Where does the string "name" appear? Copy every line of the entries below that holds it.
========================================================================
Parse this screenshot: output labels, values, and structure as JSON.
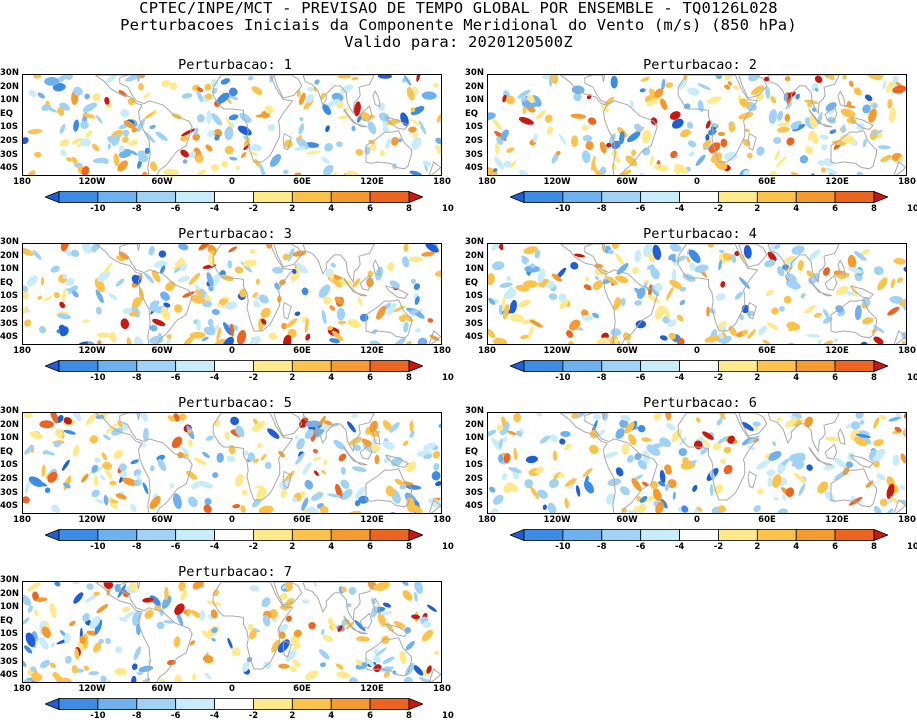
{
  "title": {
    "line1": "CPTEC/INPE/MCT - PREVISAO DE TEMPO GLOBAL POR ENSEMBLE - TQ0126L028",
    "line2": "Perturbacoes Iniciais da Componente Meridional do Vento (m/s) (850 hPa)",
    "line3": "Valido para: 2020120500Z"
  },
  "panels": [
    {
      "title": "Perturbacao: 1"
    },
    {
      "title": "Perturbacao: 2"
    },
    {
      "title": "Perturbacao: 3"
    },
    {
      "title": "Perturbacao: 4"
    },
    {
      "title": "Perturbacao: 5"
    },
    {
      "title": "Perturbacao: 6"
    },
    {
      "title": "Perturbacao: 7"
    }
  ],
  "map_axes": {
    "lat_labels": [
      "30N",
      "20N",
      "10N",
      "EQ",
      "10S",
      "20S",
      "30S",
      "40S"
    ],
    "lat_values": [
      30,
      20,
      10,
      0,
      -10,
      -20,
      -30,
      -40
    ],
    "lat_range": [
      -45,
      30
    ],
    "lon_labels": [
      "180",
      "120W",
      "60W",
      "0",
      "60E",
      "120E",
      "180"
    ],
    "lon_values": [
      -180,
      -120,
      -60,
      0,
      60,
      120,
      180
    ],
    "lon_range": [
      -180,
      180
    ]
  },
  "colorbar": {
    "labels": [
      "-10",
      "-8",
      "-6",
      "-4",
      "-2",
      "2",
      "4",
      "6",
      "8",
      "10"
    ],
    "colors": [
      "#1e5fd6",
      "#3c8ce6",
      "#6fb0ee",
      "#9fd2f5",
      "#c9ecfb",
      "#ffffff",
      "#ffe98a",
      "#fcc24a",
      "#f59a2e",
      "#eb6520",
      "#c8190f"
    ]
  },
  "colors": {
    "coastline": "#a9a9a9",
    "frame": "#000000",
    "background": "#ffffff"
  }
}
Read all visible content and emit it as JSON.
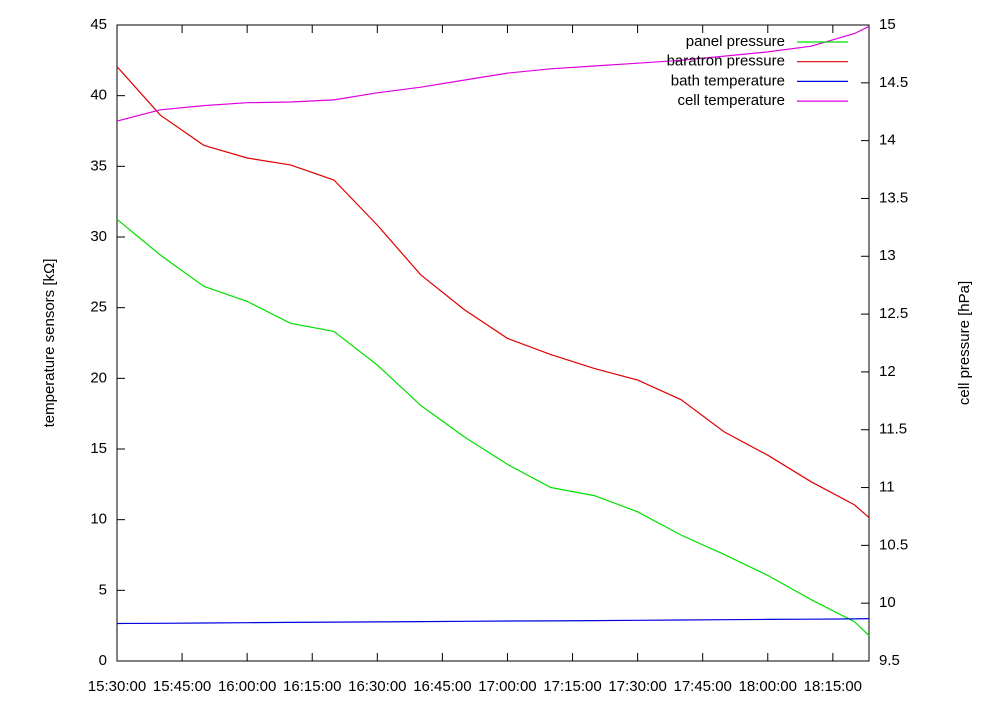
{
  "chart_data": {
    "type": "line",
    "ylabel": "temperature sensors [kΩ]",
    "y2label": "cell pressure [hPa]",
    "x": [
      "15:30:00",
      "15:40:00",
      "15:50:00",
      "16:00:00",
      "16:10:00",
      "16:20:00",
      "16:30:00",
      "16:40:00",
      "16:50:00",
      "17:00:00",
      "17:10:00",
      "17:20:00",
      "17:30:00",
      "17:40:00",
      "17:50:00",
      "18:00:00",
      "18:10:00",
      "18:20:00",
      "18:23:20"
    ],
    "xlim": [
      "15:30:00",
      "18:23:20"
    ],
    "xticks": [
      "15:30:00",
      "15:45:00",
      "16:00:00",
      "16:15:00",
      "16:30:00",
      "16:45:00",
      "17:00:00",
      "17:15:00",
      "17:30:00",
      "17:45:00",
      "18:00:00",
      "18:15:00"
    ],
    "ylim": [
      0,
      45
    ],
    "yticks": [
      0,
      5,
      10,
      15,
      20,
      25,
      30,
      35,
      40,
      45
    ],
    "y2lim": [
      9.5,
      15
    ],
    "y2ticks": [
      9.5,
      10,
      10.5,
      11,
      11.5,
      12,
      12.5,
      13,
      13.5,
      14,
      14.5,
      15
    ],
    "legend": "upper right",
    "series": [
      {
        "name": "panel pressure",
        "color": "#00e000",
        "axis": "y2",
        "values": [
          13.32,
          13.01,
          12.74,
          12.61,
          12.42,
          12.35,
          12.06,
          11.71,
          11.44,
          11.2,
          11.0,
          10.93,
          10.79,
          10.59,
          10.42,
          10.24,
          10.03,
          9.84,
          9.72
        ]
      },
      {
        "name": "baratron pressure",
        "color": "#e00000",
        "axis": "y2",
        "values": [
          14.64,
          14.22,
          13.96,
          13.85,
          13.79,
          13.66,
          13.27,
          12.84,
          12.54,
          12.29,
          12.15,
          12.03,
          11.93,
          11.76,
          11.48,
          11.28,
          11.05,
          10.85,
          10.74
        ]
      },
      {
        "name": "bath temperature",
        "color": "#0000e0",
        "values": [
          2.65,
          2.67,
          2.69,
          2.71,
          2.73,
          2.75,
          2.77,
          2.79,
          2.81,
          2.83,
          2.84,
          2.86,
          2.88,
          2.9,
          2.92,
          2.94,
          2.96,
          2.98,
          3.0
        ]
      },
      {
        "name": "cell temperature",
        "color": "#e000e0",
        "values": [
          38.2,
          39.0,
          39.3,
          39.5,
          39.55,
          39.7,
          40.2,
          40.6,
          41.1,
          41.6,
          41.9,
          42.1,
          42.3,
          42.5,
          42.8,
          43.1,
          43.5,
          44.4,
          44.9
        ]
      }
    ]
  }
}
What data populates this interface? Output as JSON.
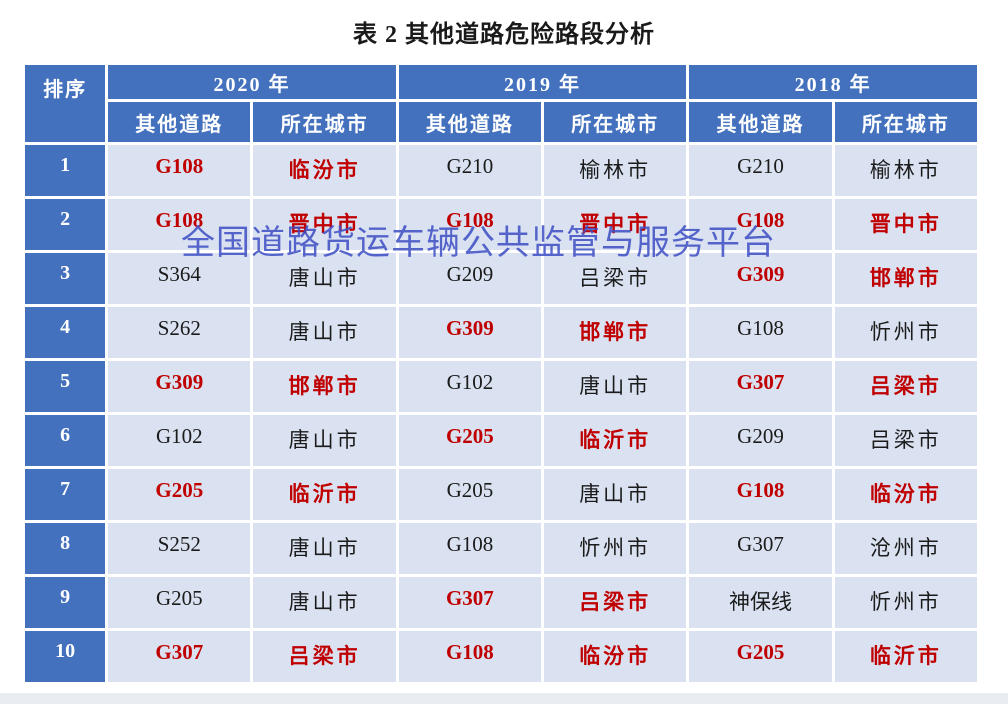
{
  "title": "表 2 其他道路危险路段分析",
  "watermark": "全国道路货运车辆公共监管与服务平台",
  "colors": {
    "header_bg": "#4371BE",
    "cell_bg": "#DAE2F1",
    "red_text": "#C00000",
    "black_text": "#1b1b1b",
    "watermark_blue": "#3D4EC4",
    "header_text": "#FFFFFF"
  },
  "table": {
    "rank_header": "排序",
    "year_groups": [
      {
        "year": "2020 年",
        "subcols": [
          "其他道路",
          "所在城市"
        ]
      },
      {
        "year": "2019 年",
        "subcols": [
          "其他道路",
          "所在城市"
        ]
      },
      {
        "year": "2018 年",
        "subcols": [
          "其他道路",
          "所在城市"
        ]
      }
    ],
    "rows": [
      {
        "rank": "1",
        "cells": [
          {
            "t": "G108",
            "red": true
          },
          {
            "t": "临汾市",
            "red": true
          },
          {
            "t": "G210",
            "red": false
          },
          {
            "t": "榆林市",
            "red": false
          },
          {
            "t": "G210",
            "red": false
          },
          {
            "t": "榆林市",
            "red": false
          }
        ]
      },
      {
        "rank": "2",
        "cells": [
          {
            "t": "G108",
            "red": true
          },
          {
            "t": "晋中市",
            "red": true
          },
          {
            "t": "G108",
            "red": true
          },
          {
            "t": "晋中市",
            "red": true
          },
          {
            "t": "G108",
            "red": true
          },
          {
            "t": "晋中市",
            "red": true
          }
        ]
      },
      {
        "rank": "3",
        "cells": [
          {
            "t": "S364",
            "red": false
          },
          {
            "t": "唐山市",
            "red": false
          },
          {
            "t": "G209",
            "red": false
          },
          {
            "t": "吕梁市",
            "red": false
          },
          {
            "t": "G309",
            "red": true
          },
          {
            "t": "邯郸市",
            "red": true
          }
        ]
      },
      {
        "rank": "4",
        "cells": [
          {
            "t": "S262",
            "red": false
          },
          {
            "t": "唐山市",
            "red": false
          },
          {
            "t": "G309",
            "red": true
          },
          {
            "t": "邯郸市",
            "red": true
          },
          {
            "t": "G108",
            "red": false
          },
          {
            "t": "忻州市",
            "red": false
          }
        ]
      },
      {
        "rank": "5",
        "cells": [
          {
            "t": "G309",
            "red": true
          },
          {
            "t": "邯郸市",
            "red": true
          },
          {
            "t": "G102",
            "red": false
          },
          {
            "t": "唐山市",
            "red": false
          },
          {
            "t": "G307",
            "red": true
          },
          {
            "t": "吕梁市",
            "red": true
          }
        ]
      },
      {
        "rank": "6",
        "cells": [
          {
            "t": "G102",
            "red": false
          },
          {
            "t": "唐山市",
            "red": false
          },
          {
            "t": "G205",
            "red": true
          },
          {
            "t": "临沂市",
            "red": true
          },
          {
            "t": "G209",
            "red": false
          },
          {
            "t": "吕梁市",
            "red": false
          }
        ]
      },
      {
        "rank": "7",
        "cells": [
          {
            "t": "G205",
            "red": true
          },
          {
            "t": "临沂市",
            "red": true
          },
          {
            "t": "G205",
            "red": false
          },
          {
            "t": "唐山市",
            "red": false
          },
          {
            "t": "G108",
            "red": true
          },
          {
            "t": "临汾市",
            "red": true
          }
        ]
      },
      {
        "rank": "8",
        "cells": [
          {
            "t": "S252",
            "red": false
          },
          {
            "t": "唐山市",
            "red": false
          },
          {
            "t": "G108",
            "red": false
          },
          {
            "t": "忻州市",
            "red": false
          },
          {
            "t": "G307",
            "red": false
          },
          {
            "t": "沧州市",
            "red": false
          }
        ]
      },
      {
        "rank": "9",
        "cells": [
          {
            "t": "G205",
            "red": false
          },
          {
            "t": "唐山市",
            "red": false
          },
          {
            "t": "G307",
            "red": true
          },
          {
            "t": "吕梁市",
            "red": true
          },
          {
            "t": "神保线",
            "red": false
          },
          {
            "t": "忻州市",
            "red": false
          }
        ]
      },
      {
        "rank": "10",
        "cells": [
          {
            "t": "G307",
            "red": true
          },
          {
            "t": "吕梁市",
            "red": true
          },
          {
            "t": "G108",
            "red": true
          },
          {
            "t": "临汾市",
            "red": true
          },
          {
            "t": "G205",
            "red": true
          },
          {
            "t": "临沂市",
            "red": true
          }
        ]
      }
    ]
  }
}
========================================================================
= Written solution =
        "name": "panel pressure",
        "name": "baratron pressure",
        "name": "bath temperature",
        "name": "cell temperature",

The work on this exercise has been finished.